Exercise directions
List each line of the data in which the string "heading" appears.

Available records
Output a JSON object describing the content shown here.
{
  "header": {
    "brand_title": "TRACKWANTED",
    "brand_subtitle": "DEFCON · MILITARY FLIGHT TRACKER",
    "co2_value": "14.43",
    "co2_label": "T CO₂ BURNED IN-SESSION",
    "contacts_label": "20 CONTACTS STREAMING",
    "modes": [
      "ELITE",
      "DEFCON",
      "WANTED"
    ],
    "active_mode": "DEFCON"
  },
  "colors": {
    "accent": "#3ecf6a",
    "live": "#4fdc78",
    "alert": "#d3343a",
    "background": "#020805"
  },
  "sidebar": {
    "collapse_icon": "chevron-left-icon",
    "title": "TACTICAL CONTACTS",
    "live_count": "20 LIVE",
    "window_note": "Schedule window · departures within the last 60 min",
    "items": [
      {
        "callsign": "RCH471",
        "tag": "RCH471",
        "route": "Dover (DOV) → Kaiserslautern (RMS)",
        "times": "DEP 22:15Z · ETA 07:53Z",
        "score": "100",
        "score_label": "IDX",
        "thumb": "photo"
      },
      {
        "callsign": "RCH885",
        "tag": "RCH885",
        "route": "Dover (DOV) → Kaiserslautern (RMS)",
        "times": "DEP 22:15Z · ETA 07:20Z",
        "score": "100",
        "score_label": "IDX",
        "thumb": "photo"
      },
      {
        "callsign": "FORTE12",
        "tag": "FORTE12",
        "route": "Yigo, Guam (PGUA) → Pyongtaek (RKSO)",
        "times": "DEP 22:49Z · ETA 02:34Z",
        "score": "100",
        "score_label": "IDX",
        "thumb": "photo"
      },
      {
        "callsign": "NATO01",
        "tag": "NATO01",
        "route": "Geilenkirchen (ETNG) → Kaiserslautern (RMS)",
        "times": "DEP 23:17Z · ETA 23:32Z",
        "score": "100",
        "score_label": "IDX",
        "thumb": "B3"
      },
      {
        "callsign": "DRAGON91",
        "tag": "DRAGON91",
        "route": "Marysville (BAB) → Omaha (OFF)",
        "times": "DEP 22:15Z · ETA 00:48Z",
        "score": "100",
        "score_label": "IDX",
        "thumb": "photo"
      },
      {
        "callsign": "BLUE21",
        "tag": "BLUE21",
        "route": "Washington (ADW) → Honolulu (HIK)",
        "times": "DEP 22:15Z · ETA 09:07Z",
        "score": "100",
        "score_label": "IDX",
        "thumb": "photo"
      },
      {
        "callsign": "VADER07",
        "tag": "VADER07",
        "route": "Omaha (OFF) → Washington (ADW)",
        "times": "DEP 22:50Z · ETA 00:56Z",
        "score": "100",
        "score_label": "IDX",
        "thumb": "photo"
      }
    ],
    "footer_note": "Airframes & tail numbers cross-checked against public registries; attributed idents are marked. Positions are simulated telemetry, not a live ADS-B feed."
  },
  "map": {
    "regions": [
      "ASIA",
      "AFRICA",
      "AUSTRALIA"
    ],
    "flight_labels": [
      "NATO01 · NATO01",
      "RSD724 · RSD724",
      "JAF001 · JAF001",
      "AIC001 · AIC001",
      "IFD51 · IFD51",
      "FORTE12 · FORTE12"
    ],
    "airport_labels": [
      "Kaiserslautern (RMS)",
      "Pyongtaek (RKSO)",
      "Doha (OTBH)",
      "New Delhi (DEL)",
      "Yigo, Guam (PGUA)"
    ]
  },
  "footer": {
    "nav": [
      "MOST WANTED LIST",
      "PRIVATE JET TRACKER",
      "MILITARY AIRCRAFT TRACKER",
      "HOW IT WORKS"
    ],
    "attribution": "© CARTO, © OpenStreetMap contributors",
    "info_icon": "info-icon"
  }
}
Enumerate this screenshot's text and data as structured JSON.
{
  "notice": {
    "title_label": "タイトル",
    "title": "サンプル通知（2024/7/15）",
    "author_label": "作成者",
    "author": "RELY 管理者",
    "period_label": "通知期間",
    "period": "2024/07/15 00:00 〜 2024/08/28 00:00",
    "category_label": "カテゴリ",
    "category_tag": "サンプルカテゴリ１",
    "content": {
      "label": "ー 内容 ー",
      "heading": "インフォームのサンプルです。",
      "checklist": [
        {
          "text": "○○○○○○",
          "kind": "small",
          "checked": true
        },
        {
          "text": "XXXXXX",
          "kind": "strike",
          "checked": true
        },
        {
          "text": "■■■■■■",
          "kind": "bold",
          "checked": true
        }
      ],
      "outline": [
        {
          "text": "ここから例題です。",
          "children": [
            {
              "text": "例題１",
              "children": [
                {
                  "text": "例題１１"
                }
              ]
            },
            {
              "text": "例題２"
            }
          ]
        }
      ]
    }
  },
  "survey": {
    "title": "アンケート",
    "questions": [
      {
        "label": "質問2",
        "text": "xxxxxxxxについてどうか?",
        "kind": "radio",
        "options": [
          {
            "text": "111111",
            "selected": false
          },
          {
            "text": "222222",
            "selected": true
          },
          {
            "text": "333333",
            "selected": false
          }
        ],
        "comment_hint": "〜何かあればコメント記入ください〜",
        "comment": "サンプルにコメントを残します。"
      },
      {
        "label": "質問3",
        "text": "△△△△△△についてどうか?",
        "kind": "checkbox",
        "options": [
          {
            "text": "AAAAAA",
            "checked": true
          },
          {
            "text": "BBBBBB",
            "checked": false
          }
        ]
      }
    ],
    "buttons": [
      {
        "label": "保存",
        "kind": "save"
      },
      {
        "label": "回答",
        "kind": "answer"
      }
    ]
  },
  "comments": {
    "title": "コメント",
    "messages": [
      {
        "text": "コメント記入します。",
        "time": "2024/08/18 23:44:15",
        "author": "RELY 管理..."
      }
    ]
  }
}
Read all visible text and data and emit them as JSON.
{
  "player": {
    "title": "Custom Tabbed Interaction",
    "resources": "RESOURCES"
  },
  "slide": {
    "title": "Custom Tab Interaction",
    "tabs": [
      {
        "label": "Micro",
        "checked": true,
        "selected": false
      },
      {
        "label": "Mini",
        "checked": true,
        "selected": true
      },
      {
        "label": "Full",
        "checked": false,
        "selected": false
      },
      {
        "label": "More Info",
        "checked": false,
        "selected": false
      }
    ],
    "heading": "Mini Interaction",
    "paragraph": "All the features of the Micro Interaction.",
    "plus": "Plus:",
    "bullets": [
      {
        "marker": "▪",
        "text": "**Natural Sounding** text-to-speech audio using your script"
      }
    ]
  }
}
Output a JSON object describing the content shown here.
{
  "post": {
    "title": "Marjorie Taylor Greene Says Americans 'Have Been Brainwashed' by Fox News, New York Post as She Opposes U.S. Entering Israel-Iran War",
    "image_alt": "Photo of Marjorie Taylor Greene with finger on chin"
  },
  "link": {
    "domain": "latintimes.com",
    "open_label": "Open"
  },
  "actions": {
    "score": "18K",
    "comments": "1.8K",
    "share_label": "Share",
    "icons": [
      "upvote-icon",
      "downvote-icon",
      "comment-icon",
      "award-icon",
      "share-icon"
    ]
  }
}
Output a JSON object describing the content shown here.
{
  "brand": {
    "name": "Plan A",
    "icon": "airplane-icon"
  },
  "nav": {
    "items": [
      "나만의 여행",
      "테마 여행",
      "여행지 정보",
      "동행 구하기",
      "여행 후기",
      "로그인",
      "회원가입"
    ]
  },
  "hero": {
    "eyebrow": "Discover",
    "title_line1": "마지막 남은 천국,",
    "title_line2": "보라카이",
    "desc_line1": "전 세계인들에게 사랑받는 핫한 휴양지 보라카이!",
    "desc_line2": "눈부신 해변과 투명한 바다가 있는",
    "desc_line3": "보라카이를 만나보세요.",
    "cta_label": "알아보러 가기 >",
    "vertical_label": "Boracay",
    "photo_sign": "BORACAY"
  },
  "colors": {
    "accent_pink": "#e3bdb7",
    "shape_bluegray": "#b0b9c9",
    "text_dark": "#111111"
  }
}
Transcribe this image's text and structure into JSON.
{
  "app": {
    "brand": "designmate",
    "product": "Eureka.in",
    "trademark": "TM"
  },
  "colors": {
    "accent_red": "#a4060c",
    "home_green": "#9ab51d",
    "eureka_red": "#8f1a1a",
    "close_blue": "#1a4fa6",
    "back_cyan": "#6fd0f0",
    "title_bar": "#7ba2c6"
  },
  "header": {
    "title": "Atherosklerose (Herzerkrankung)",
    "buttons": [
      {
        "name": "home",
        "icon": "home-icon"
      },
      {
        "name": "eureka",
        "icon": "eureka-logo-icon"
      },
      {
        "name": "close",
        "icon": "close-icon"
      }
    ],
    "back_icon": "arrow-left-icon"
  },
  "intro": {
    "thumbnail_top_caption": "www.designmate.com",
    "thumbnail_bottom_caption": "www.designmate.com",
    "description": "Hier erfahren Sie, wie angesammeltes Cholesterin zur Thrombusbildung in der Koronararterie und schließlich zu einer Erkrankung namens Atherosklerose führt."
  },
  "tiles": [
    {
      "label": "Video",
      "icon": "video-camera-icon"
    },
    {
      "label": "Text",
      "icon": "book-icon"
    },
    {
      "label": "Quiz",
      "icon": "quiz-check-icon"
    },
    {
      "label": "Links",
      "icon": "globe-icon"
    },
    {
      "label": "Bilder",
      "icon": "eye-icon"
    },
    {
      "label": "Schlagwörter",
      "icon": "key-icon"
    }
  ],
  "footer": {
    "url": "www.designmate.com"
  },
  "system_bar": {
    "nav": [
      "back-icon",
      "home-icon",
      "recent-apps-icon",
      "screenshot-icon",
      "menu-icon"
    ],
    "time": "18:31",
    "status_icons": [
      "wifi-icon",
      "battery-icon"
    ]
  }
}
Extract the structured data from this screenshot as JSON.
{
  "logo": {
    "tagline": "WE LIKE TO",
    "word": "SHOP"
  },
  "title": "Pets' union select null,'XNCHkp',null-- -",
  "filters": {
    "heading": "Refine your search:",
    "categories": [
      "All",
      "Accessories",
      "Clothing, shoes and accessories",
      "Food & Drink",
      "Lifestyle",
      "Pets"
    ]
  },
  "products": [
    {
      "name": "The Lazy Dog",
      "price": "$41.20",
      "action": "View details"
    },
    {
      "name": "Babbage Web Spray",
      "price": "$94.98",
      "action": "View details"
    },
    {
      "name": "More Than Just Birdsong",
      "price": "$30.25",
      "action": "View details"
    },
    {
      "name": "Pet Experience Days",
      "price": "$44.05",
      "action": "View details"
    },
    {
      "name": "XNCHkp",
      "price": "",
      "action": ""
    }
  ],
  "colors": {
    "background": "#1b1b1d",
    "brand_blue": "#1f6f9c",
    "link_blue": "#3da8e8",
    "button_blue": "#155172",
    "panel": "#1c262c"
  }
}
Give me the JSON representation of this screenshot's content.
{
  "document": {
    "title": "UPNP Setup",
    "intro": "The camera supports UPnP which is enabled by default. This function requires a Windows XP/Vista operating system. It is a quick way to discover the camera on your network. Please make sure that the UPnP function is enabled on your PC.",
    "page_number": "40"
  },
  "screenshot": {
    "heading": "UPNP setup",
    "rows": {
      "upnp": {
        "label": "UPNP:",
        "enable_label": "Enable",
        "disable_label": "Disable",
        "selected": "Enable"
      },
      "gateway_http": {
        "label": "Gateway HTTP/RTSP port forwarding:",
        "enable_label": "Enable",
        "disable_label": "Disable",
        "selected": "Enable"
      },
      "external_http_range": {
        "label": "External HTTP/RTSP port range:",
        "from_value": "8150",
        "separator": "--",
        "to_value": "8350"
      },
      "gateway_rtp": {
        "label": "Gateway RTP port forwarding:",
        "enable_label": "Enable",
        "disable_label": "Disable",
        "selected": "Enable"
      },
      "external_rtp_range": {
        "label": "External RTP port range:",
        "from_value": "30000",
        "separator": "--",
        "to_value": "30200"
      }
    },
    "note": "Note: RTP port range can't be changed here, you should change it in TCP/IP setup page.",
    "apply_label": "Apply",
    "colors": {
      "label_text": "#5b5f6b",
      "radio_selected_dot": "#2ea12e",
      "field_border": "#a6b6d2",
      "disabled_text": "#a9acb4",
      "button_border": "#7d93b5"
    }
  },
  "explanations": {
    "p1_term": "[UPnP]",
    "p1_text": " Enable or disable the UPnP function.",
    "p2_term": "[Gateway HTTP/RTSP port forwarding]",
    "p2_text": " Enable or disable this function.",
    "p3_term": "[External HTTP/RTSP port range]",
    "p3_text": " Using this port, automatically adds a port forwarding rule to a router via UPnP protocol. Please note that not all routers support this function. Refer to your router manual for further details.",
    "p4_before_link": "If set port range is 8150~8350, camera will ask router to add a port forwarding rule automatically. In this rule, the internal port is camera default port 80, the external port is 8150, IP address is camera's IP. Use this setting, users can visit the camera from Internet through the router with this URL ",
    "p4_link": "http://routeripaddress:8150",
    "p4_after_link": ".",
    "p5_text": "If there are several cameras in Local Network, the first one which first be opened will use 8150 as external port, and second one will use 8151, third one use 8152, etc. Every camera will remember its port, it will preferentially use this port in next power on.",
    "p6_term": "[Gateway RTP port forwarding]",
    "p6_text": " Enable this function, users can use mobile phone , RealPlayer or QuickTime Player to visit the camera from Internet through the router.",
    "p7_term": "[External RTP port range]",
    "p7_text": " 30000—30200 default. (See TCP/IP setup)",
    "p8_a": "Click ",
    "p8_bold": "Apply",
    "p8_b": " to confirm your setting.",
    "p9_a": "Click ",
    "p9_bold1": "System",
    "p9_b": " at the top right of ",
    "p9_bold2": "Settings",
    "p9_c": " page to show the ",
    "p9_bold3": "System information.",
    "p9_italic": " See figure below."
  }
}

Finished answer
      "heading": "インフォームのサンプルです。",
    "heading": "Mini Interaction",
    "heading": "Refine your search:",
    "heading": "UPNP setup",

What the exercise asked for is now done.